Stored data
•••

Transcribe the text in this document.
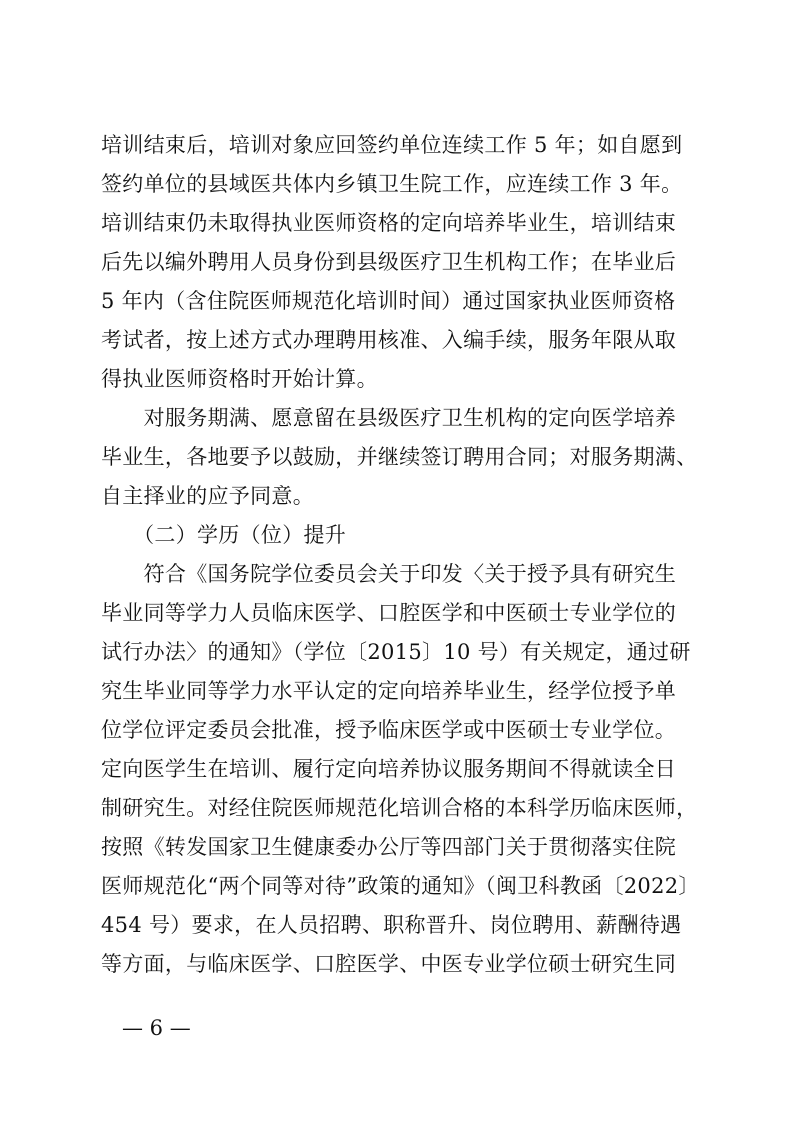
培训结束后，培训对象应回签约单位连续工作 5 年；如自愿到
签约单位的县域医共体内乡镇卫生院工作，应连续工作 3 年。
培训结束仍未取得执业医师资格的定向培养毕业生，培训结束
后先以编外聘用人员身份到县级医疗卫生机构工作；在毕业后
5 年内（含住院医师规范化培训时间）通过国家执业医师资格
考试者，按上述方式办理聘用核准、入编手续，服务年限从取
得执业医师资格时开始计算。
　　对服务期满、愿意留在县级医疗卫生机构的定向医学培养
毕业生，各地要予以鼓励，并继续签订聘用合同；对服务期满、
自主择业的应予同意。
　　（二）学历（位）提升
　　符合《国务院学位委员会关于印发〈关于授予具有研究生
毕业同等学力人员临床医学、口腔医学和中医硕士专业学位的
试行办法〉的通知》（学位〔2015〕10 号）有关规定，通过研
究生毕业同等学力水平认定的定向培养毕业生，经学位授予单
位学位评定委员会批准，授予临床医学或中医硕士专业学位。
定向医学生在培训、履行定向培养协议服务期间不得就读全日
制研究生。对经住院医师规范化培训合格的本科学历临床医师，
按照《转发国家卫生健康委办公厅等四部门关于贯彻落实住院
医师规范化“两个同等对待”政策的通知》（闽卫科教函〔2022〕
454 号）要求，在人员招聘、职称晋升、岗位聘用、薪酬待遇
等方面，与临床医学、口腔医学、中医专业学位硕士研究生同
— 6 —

•••

Exercise prompt — Reproduce the listing exactly. Leave its pictures out.

Expected output —
Transcribe the text in this document.
培训结束后，培训对象应回签约单位连续工作 5 年；如自愿到
签约单位的县域医共体内乡镇卫生院工作，应连续工作 3 年。
培训结束仍未取得执业医师资格的定向培养毕业生，培训结束
后先以编外聘用人员身份到县级医疗卫生机构工作；在毕业后
5 年内（含住院医师规范化培训时间）通过国家执业医师资格
考试者，按上述方式办理聘用核准、入编手续，服务年限从取
得执业医师资格时开始计算。
　　对服务期满、愿意留在县级医疗卫生机构的定向医学培养
毕业生，各地要予以鼓励，并继续签订聘用合同；对服务期满、
自主择业的应予同意。
　　（二）学历（位）提升
　　符合《国务院学位委员会关于印发〈关于授予具有研究生
毕业同等学力人员临床医学、口腔医学和中医硕士专业学位的
试行办法〉的通知》（学位〔2015〕10 号）有关规定，通过研
究生毕业同等学力水平认定的定向培养毕业生，经学位授予单
位学位评定委员会批准，授予临床医学或中医硕士专业学位。
定向医学生在培训、履行定向培养协议服务期间不得就读全日
制研究生。对经住院医师规范化培训合格的本科学历临床医师，
按照《转发国家卫生健康委办公厅等四部门关于贯彻落实住院
医师规范化“两个同等对待”政策的通知》（闽卫科教函〔2022〕
454 号）要求，在人员招聘、职称晋升、岗位聘用、薪酬待遇
等方面，与临床医学、口腔医学、中医专业学位硕士研究生同
— 6 —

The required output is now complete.